→ **SOURCE EXTRACT**:
2. Send an RPC request: `curl http://localhost:5005 -d '{"method":"server_info"}'`
3. Check the debug.log for `trace_id=` entries: `grep trace_id= /path/to/debug.log`
4. Open Grafana at http://localhost:3000 -> Explore -> Loki and search for `{job="rippled"} |= "trace_id="`.
5. Click the TraceID link to navigate to the corresponding trace in Tempo.
## Phase 9: OTel Metrics Alerting Rules
The following alerting rules are recommended for the Phase 9 OTel SDK metrics.
Add to your Prometheus alerting rules configuration.
### NodeStore
| Alert Name | Severity | Condition | For | Description |
| --------------------------- | -------- | ---------------------------------------------------- | --- | ------------------------------------------------------- |
| `NodeStoreHighWriteLoad` | Warning | `rippled_nodestore_state{metric="write_load"} > 100` | 5m | NodeStore backend is under sustained write pressure |
| `NodeStoreReadQueueBacklog` | Warning | `rippled_nodestore_state{metric="read_queue"} > 500` | 5m | Prefetch thread pool is saturated; reads are backing up |
### Cache
| Alert Name | Severity | Condition | For | Description |
| ----------------------- | -------- | ------------------------------------------------------- | --- | ------------------------------------------------------ |
| `SLECacheHitRateLow` | Warning | `rippled_cache_metrics{metric="SLE_hit_rate"} < 0.5` | 10m | SLE cache is thrashing; consider increasing cache size |
| `LedgerCacheHitRateLow` | Warning | `rippled_cache_metrics{metric="ledger_hit_rate"} < 0.5` | 10m | Ledger cache hit rate is degraded |
### Transaction Queue
| Alert Name | Severity | Condition | For | Description |
| ---------------------- | -------- | ---------------------------------------------------------------------------------------------------------------------- | --- | -------------------------------------------------- |
| `TxQNearCapacity` | Warning | `rippled_txq_metrics{metric="txq_count"} / rippled_txq_metrics{metric="txq_max_size"} > 0.8` | 5m | TxQ is >80% full; transactions may be rejected |
| `TxQHighFeeEscalation` | Warning | `rippled_txq_metrics{metric="txq_open_ledger_fee_level"} / rippled_txq_metrics{metric="txq_reference_fee_level"} > 10` | 5m | Fee escalation is 10x above reference; high demand |
### Load Factor
| Alert Name | Severity | Condition | For | Description |
| --------------------- | -------- | -------------------------------------------------------------- | --- | -------------------------------------------------------------- |
| `HighLoadFactor` | Warning | `rippled_load_factor_metrics{metric="load_factor"} > 5` | 10m | Combined load factor is elevated; transactions cost 5x+ normal |
| `HighLocalLoadFactor` | Critical | `rippled_load_factor_metrics{metric="load_factor_local"} > 10` | 5m | Local server load is critically elevated |
### RPC Performance
| Alert Name | Severity | Condition | For | Description |
| ------------------ | -------- | ---------------------------------------------------------------------------------------------------------- | --- | --------------------------------- |
| `HighRPCErrorRate` | Warning | `sum(rate(rippled_rpc_method_errored_total[5m])) / sum(rate(rippled_rpc_method_started_total[5m])) > 0.05` | 5m | >5% of RPC calls are erroring |
| `SlowRPCLatency` | Warning | `histogram_quantile(0.95, sum by (le) (rate(rippled_rpc_method_duration_us_bucket[5m]))) > 5000000` | 5m | RPC p95 latency exceeds 5 seconds |
### Job Queue
| Alert Name | Severity | Condition | For | Description |
| ------------------ | -------- | ----------------------------------------------------------------------------------------------------- | --- | ---------------------------------------------------- |
| `JobQueueBacklog` | Warning | `sum(rate(rippled_job_queued_total[5m])) - sum(rate(rippled_job_finished_total[5m])) > 100` | 5m | Jobs are being queued faster than they're completing |
| `SlowJobExecution` | Warning | `histogram_quantile(0.95, sum by (le) (rate(rippled_job_running_duration_us_bucket[5m]))) > 10000000` | 5m | Job execution p95 exceeds 10 seconds |
## Validator Health Monitoring (Phase 7+)

→ **TASK INPUT**:
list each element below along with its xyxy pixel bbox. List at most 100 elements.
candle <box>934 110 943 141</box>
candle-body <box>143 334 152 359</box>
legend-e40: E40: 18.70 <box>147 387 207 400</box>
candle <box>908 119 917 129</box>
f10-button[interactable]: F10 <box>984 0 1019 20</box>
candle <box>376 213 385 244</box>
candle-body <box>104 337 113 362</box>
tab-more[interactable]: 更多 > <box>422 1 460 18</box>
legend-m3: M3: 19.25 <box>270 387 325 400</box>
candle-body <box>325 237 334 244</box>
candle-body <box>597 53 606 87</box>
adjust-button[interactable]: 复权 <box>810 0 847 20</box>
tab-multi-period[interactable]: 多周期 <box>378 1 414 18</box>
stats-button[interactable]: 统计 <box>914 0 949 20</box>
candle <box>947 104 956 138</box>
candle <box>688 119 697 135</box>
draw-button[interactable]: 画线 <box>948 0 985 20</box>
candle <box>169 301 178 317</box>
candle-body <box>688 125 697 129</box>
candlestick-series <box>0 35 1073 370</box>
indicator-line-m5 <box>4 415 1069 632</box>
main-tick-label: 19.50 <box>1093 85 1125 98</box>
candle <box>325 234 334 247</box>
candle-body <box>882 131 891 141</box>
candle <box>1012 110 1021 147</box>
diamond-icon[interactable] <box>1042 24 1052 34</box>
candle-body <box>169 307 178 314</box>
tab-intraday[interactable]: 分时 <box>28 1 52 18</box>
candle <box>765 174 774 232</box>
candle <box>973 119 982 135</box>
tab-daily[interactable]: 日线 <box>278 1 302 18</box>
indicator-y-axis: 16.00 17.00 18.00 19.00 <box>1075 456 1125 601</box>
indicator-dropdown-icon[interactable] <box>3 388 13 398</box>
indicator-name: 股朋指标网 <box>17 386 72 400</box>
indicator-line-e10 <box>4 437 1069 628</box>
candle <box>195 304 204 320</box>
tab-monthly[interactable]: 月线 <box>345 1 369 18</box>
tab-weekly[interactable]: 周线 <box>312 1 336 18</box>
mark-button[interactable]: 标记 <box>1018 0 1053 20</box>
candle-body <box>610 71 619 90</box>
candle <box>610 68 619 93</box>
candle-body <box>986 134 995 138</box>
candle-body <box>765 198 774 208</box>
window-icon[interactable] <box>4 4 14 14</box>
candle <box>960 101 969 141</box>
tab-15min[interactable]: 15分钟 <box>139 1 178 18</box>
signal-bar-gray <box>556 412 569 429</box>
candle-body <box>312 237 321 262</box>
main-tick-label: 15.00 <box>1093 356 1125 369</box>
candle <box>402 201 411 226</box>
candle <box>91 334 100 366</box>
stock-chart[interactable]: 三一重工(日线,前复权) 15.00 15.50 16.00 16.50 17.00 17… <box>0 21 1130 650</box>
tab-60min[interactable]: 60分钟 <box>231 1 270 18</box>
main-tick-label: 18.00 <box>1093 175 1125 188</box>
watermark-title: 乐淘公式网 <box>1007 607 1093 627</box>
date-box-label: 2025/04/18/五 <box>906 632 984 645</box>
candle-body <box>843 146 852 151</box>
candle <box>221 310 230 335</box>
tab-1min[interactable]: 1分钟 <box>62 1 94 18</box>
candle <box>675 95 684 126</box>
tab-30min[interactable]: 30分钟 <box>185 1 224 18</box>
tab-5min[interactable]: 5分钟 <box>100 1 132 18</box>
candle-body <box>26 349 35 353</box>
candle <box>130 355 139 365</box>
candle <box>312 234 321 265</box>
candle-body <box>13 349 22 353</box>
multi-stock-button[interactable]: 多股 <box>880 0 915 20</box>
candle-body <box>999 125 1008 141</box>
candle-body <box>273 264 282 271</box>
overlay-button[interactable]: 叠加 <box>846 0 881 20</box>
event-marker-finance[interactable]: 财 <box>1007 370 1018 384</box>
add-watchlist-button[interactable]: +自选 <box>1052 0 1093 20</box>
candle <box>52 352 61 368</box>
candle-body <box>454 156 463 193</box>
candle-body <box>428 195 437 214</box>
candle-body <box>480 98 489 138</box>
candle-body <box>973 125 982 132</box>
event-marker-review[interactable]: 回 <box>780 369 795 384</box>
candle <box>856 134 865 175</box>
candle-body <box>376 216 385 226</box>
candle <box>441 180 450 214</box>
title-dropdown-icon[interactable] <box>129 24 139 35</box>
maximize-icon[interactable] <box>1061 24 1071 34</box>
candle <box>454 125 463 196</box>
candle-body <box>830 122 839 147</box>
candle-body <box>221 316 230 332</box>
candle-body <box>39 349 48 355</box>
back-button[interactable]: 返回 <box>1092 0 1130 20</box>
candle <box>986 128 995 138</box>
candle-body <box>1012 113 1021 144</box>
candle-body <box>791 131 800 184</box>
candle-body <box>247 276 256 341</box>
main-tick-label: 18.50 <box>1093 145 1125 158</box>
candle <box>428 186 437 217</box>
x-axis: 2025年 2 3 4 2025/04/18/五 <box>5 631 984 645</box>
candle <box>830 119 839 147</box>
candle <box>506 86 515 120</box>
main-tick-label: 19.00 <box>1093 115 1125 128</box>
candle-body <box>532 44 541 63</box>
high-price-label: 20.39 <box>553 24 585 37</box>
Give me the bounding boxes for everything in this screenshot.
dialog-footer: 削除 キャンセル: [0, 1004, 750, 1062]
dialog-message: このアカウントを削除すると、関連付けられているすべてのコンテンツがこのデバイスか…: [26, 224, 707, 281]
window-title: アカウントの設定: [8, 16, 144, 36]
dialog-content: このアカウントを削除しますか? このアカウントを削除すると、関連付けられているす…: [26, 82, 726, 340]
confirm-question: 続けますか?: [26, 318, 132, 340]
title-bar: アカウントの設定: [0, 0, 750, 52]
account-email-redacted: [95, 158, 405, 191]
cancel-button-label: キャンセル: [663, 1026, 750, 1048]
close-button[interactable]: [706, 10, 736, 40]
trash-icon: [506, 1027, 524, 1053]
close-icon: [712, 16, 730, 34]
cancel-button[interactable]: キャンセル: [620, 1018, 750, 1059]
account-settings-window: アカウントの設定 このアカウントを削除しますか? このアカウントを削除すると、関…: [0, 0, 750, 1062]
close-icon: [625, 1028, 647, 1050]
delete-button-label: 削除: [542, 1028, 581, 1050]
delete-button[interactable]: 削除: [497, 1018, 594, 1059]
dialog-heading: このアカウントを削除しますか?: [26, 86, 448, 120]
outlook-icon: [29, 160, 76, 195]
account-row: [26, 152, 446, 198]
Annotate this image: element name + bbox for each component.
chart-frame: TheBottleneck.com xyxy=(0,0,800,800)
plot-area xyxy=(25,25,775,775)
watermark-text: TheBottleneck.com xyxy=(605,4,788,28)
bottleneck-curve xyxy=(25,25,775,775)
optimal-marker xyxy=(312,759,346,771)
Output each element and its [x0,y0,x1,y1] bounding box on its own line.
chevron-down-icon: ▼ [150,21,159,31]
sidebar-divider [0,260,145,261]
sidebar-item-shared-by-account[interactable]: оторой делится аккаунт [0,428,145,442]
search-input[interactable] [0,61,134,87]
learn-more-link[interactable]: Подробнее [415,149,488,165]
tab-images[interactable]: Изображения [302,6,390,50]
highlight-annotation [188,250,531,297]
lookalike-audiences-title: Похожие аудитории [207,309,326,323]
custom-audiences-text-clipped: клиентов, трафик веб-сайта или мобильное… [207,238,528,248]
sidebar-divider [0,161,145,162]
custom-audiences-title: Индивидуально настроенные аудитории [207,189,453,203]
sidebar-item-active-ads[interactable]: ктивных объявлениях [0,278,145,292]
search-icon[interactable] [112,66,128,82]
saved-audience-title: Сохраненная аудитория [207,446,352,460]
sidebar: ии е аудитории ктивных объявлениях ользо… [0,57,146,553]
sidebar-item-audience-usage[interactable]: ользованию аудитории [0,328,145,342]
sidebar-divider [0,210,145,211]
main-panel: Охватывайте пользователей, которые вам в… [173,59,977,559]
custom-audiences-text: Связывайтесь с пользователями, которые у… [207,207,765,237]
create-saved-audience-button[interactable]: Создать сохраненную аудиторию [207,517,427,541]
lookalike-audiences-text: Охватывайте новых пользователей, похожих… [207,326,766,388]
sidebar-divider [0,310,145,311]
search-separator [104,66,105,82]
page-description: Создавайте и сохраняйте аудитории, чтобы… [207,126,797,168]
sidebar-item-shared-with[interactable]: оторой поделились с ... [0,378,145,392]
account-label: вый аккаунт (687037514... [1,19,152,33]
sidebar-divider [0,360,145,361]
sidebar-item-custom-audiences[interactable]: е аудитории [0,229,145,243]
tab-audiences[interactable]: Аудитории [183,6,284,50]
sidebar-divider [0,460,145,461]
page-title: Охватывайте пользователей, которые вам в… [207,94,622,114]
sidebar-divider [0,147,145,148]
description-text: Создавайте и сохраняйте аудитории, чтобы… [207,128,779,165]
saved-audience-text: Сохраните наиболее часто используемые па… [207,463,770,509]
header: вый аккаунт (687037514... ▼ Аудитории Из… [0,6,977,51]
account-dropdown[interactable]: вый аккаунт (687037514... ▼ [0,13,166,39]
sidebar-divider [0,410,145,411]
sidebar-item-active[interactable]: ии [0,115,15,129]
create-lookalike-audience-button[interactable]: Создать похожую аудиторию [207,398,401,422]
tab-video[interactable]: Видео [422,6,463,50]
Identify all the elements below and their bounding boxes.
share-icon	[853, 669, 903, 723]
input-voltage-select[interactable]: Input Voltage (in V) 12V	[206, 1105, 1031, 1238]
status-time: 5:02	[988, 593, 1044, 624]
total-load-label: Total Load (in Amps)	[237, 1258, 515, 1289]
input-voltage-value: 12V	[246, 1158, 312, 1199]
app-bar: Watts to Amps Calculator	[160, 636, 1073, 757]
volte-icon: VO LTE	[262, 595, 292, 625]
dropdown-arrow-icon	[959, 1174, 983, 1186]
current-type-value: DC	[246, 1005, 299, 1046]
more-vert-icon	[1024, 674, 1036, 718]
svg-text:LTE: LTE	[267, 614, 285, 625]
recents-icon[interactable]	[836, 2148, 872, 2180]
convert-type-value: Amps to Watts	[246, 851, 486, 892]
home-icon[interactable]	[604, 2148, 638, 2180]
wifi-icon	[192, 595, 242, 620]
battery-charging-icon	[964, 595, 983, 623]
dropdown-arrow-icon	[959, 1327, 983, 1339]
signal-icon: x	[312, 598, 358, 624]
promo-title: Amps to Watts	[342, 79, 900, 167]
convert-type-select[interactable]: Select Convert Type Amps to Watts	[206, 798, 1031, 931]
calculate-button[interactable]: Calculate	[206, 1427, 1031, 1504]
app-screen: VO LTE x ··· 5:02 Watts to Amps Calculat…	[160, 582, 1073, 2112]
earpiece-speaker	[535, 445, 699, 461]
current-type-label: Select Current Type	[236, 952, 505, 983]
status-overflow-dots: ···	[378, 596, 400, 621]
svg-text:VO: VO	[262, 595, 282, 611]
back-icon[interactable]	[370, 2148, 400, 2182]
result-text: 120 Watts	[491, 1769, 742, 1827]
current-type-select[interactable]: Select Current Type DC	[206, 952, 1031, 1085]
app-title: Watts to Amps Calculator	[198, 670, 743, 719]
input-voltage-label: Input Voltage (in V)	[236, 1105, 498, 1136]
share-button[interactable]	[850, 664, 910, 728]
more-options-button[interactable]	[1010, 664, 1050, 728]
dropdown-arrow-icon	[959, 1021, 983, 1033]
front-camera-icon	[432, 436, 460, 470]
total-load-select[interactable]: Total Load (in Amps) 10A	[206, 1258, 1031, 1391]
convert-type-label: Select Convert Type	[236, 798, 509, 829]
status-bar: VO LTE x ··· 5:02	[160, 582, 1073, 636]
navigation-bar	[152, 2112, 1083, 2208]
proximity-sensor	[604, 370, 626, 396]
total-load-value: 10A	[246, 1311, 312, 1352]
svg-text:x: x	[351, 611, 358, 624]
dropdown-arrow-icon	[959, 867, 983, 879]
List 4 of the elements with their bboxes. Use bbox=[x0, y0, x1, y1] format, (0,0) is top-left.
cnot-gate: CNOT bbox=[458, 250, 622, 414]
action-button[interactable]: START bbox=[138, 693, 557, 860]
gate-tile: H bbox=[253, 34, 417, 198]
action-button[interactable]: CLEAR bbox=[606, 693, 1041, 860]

→ **TASKS FOR THIS EXERCISE**:
• A. Turn the rows into a numbered list with blank lines left out, starting with the first row and going on through the row with "tab-more[interactable]: 更多 >".
• B. Carry on the rippled monitoring guide from where it stops.

→ **EXPECTED RESPONSES**:
• A.
1. list each element below along with its xyxy pixel bbox. List at most 100 elements.
2. candle <box>934 110 943 141</box>
3. candle-body <box>143 334 152 359</box>
4. legend-e40: E40: 18.70 <box>147 387 207 400</box>
5. candle <box>908 119 917 129</box>
6. f10-button[interactable]: F10 <box>984 0 1019 20</box>
7. candle <box>376 213 385 244</box>
8. candle-body <box>104 337 113 362</box>
9. tab-more[interactable]: 更多 > <box>422 1 460 18</box>

• B.
Phase 7 introduces native metrics for validator health, validation agreement, peer quality, ledger economy, and state tracking — inspired by the community [xrpl-validator-dashboard](https://github.com/realgrapedrop/xrpl-validator-dashboard). These metrics are exported via the OTel Metrics SDK `PeriodicMetricReader` (10s interval).
### Validation Agreement
The `ValidationTracker` class computes rolling validation agreement between this node and network consensus. It maintains 1h and 24h sliding windows with an 8-second grace period and 5-minute late repair window.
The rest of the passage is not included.